▶ Exercise objective: Write every entry out again exactly, please, and skip the pictures.

-- Dataset content start --

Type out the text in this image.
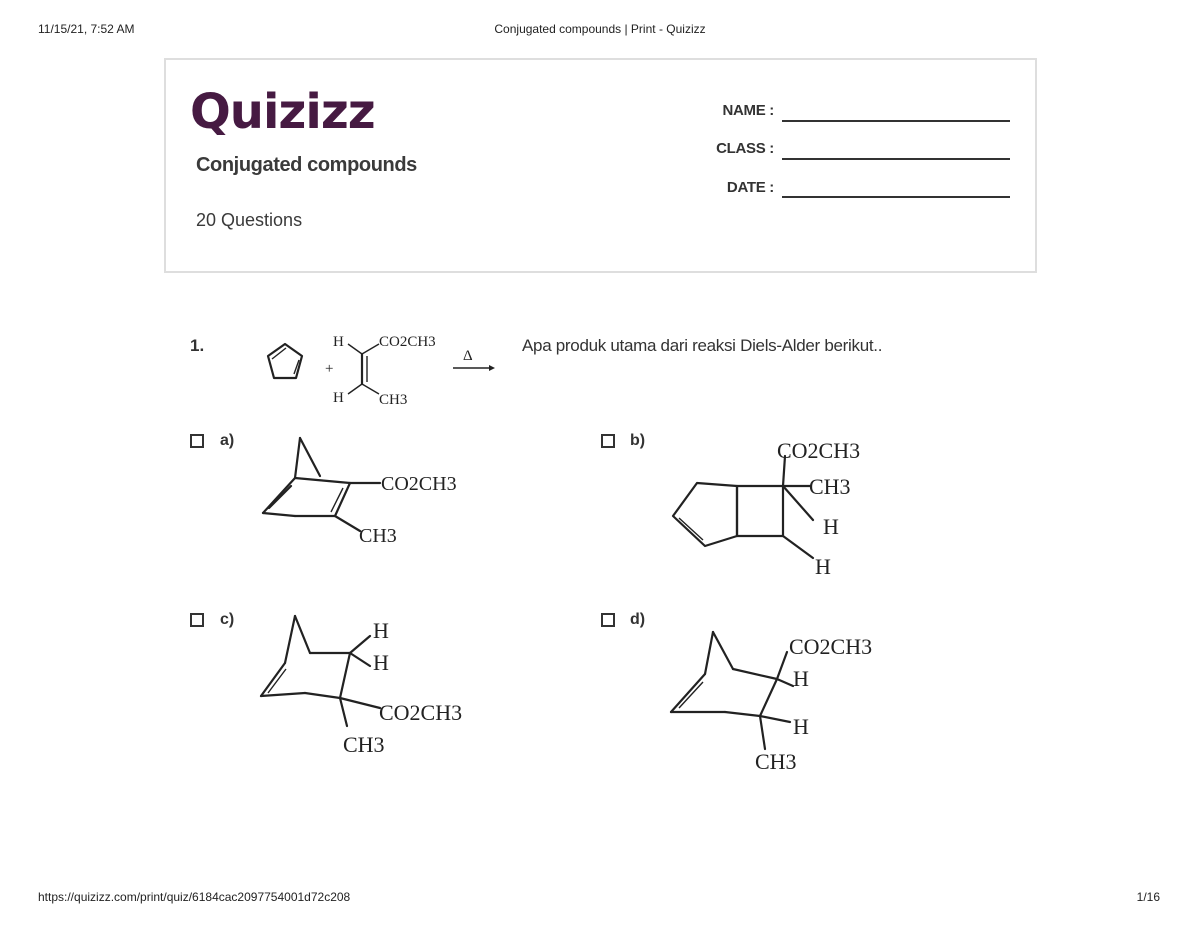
11/15/21, 7:52 AM	Conjugated compounds | Print - Quizizz
Quizizz
Conjugated compounds
20 Questions
NAME :
CLASS :
DATE :
1.	Apa produk utama dari reaksi Diels-Alder berikut..
+
H
H
CO2CH3
CH3
Δ
a)
CO2CH3
CH3
b)	CO2CH3
CH3
H
H
c)	H
H
CO2CH3
CH3
d)
CO2CH3
H
H
CH3
https://quizizz.com/print/quiz/6184cac2097754001d72c208	1/16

-- Dataset content end --

▶ In response:
Type out the text in this image.
11/15/21, 7:52 AM	Conjugated compounds | Print - Quizizz
Quizizz
Conjugated compounds
20 Questions
NAME :
CLASS :
DATE :
1.	Apa produk utama dari reaksi Diels-Alder berikut..
+
H
H
CO2CH3
CH3
Δ
a)
CO2CH3
CH3
b)	CO2CH3
CH3
H
H
c)	H
H
CO2CH3
CH3
d)
CO2CH3
H
H
CH3
https://quizizz.com/print/quiz/6184cac2097754001d72c208	1/16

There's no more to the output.